GIVEN PROBLEM:
All entries must be repeated exactly; do not include the pictures.

Stored records:
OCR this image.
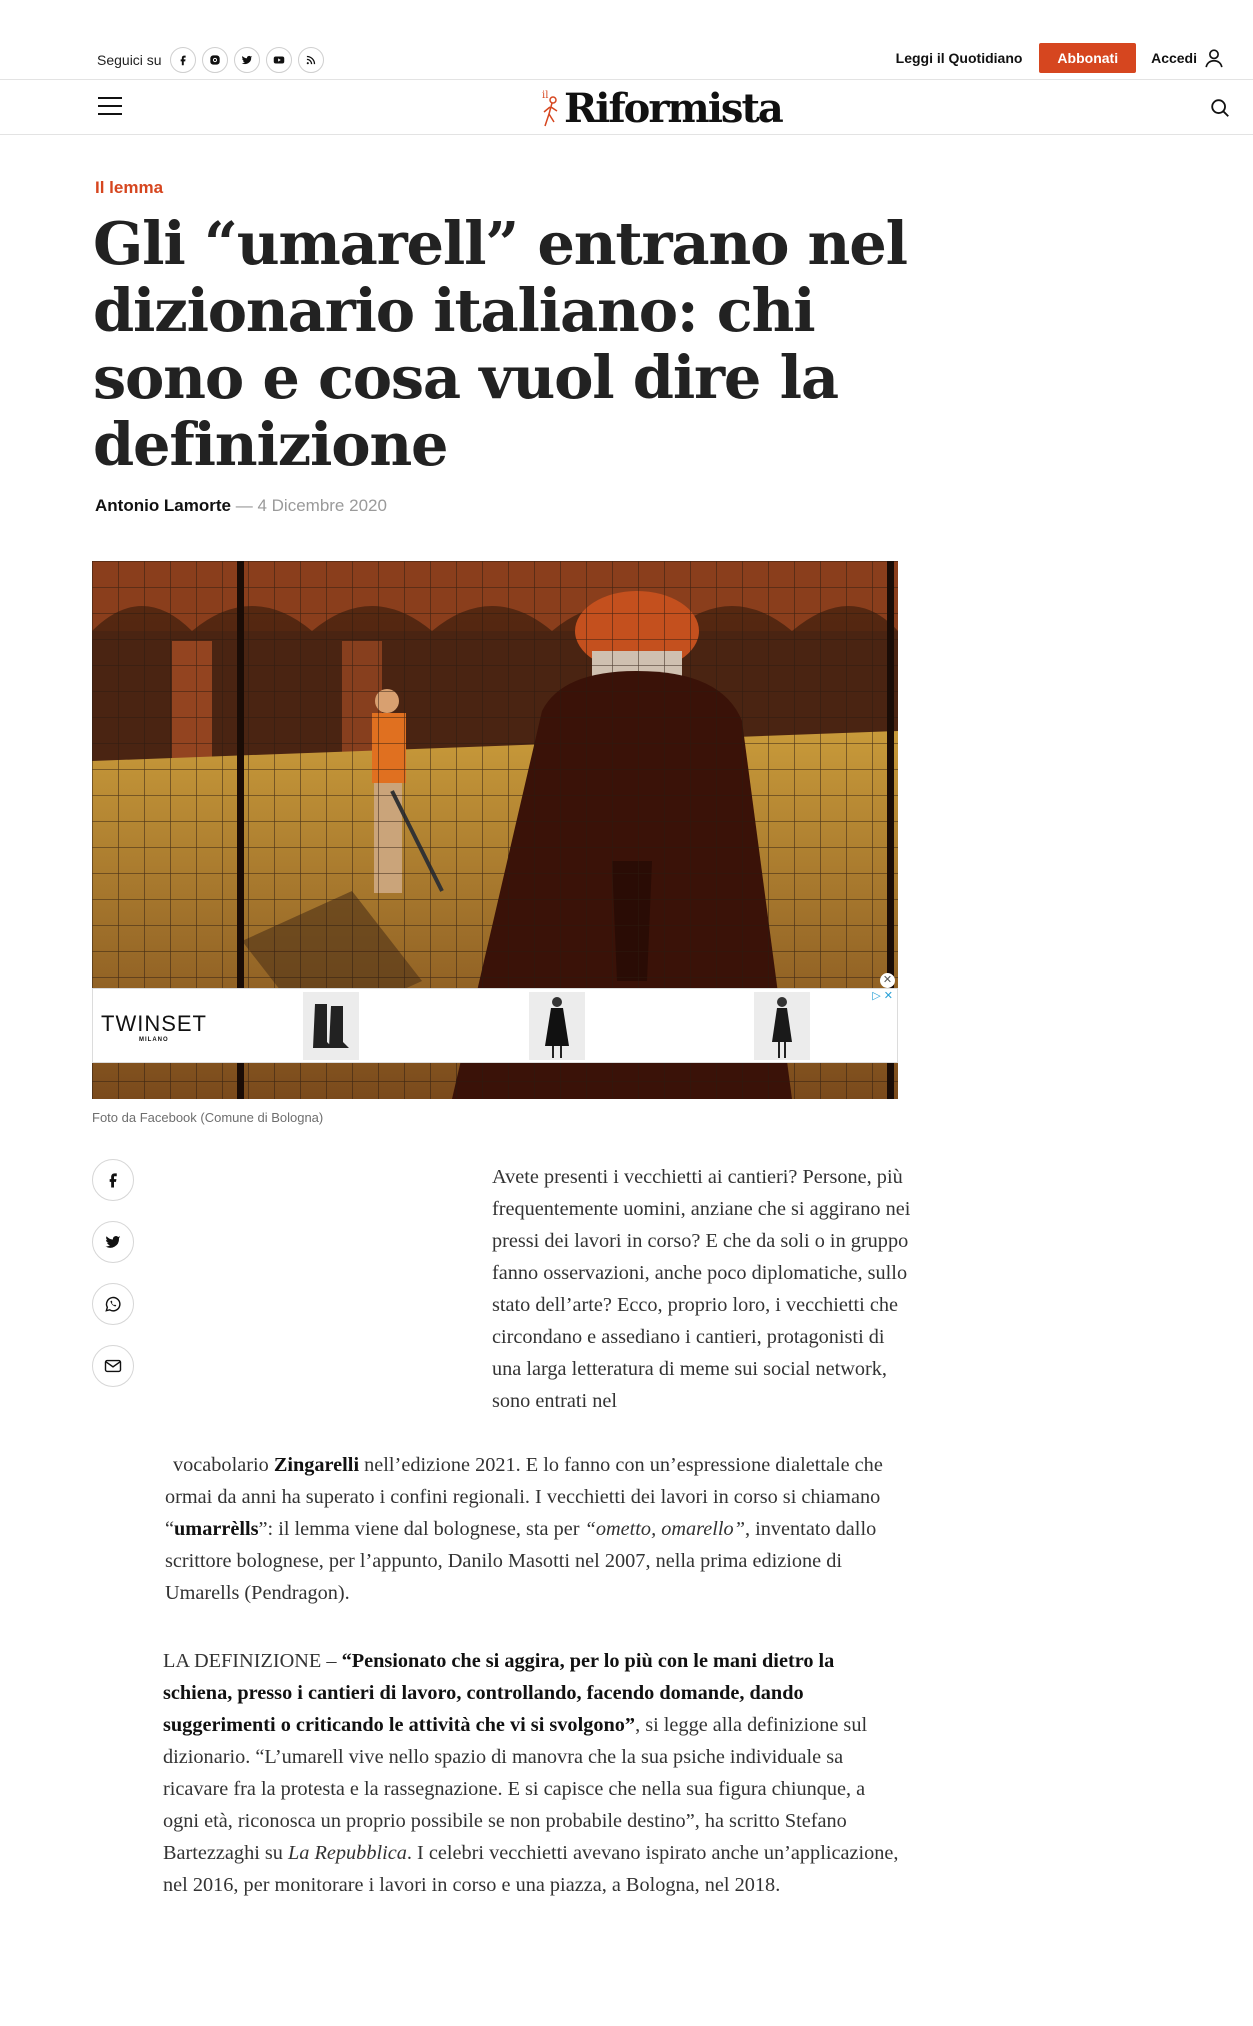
Seguici su	Leggi il Quotidiano	Abbonati	Accedi
il Riformista
Il lemma
Gli “umarell” entrano nel dizionario italiano: chi sono e cosa vuol dire la definizione
Antonio Lamorte — 4 Dicembre 2020
✕
TWINSET
MILANO
▷ ✕
Foto da Facebook (Comune di Bologna)

Avete presenti i vecchietti ai cantieri? Persone, più frequentemente uomini, anziane che si aggirano nei pressi dei lavori in corso? E che da soli o in gruppo fanno osservazioni, anche poco diplomatiche, sullo stato dell’arte? Ecco, proprio loro, i vecchietti che circondano e assediano i cantieri, protagonisti di una larga letteratura di meme sui social network, sono entrati nel

vocabolario Zingarelli nell’edizione 2021. E lo fanno con un’espressione dialettale che ormai da anni ha superato i confini regionali. I vecchietti dei lavori in corso si chiamano “umarrèlls”: il lemma viene dal bolognese, sta per “ometto, omarello”, inventato dallo scrittore bolognese, per l’appunto, Danilo Masotti nel 2007, nella prima edizione di Umarells (Pendragon).

LA DEFINIZIONE – “Pensionato che si aggira, per lo più con le mani dietro la schiena, presso i cantieri di lavoro, controllando, facendo domande, dando suggerimenti o criticando le attività che vi si svolgono”, si legge alla definizione sul dizionario. “L’umarell vive nello spazio di manovra che la sua psiche individuale sa ricavare fra la protesta e la rassegnazione. E si capisce che nella sua figura chiunque, a ogni età, riconosca un proprio possibile se non probabile destino”, ha scritto Stefano Bartezzaghi su La Repubblica. I celebri vecchietti avevano ispirato anche un’applicazione, nel 2016, per monitorare i lavori in corso e una piazza, a Bologna, nel 2018.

OUTPUT BELOW:
OCR this image.
Seguici su	Leggi il Quotidiano	Abbonati	Accedi
il Riformista
Il lemma
Gli “umarell” entrano nel dizionario italiano: chi sono e cosa vuol dire la definizione
Antonio Lamorte — 4 Dicembre 2020
✕
TWINSET
MILANO
▷ ✕
Foto da Facebook (Comune di Bologna)

Avete presenti i vecchietti ai cantieri? Persone, più frequentemente uomini, anziane che si aggirano nei pressi dei lavori in corso? E che da soli o in gruppo fanno osservazioni, anche poco diplomatiche, sullo stato dell’arte? Ecco, proprio loro, i vecchietti che circondano e assediano i cantieri, protagonisti di una larga letteratura di meme sui social network, sono entrati nel

vocabolario Zingarelli nell’edizione 2021. E lo fanno con un’espressione dialettale che ormai da anni ha superato i confini regionali. I vecchietti dei lavori in corso si chiamano “umarrèlls”: il lemma viene dal bolognese, sta per “ometto, omarello”, inventato dallo scrittore bolognese, per l’appunto, Danilo Masotti nel 2007, nella prima edizione di Umarells (Pendragon).

LA DEFINIZIONE – “Pensionato che si aggira, per lo più con le mani dietro la schiena, presso i cantieri di lavoro, controllando, facendo domande, dando suggerimenti o criticando le attività che vi si svolgono”, si legge alla definizione sul dizionario. “L’umarell vive nello spazio di manovra che la sua psiche individuale sa ricavare fra la protesta e la rassegnazione. E si capisce che nella sua figura chiunque, a ogni età, riconosca un proprio possibile se non probabile destino”, ha scritto Stefano Bartezzaghi su La Repubblica. I celebri vecchietti avevano ispirato anche un’applicazione, nel 2016, per monitorare i lavori in corso e una piazza, a Bologna, nel 2018.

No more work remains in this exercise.